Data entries
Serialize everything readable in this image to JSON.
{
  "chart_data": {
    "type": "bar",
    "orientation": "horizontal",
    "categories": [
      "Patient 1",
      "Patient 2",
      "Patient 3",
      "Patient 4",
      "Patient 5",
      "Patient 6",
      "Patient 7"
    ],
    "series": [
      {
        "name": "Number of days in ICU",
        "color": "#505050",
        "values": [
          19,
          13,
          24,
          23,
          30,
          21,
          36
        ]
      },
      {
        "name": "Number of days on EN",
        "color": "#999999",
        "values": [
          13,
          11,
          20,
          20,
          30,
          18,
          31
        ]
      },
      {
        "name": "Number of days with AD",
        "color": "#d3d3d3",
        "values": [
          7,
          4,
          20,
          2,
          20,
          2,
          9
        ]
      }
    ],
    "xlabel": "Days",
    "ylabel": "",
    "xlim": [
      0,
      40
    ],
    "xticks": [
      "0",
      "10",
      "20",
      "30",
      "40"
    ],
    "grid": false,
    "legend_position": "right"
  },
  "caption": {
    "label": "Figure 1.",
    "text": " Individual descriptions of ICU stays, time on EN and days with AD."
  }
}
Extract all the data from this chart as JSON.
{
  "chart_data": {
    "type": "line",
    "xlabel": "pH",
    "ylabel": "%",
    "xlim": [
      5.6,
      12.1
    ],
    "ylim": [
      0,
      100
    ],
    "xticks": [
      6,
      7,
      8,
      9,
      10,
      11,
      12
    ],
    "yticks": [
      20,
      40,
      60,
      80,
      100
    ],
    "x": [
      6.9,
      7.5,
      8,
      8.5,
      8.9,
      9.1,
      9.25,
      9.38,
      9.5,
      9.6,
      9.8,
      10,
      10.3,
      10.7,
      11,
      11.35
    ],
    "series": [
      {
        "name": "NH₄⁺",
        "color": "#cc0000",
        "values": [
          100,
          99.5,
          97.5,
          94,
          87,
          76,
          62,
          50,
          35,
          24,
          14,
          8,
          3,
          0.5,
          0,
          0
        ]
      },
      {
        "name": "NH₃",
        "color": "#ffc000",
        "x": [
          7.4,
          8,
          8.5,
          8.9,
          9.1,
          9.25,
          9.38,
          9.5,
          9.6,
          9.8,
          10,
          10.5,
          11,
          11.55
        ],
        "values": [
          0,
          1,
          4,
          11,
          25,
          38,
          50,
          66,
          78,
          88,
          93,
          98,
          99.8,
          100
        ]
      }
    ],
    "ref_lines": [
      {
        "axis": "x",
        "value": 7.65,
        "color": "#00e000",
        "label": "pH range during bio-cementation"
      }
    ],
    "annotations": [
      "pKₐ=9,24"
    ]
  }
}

TASK DETAILS
All the data must be duplicated exactly, with nothing added or removed.

WRITTEN SOLUTION
Serialize everything readable in this image to JSON.
{
  "chart_data": {
    "type": "bar",
    "orientation": "horizontal",
    "categories": [
      "Patient 1",
      "Patient 2",
      "Patient 3",
      "Patient 4",
      "Patient 5",
      "Patient 6",
      "Patient 7"
    ],
    "series": [
      {
        "name": "Number of days in ICU",
        "color": "#505050",
        "values": [
          19,
          13,
          24,
          23,
          30,
          21,
          36
        ]
      },
      {
        "name": "Number of days on EN",
        "color": "#999999",
        "values": [
          13,
          11,
          20,
          20,
          30,
          18,
          31
        ]
      },
      {
        "name": "Number of days with AD",
        "color": "#d3d3d3",
        "values": [
          7,
          4,
          20,
          2,
          20,
          2,
          9
        ]
      }
    ],
    "xlabel": "Days",
    "ylabel": "",
    "xlim": [
      0,
      40
    ],
    "xticks": [
      "0",
      "10",
      "20",
      "30",
      "40"
    ],
    "grid": false,
    "legend_position": "right"
  },
  "caption": {
    "label": "Figure 1.",
    "text": " Individual descriptions of ICU stays, time on EN and days with AD."
  }
}
Extract all the data from this chart as JSON.
{
  "chart_data": {
    "type": "line",
    "xlabel": "pH",
    "ylabel": "%",
    "xlim": [
      5.6,
      12.1
    ],
    "ylim": [
      0,
      100
    ],
    "xticks": [
      6,
      7,
      8,
      9,
      10,
      11,
      12
    ],
    "yticks": [
      20,
      40,
      60,
      80,
      100
    ],
    "x": [
      6.9,
      7.5,
      8,
      8.5,
      8.9,
      9.1,
      9.25,
      9.38,
      9.5,
      9.6,
      9.8,
      10,
      10.3,
      10.7,
      11,
      11.35
    ],
    "series": [
      {
        "name": "NH₄⁺",
        "color": "#cc0000",
        "values": [
          100,
          99.5,
          97.5,
          94,
          87,
          76,
          62,
          50,
          35,
          24,
          14,
          8,
          3,
          0.5,
          0,
          0
        ]
      },
      {
        "name": "NH₃",
        "color": "#ffc000",
        "x": [
          7.4,
          8,
          8.5,
          8.9,
          9.1,
          9.25,
          9.38,
          9.5,
          9.6,
          9.8,
          10,
          10.5,
          11,
          11.55
        ],
        "values": [
          0,
          1,
          4,
          11,
          25,
          38,
          50,
          66,
          78,
          88,
          93,
          98,
          99.8,
          100
        ]
      }
    ],
    "ref_lines": [
      {
        "axis": "x",
        "value": 7.65,
        "color": "#00e000",
        "label": "pH range during bio-cementation"
      }
    ],
    "annotations": [
      "pKₐ=9,24"
    ]
  }
}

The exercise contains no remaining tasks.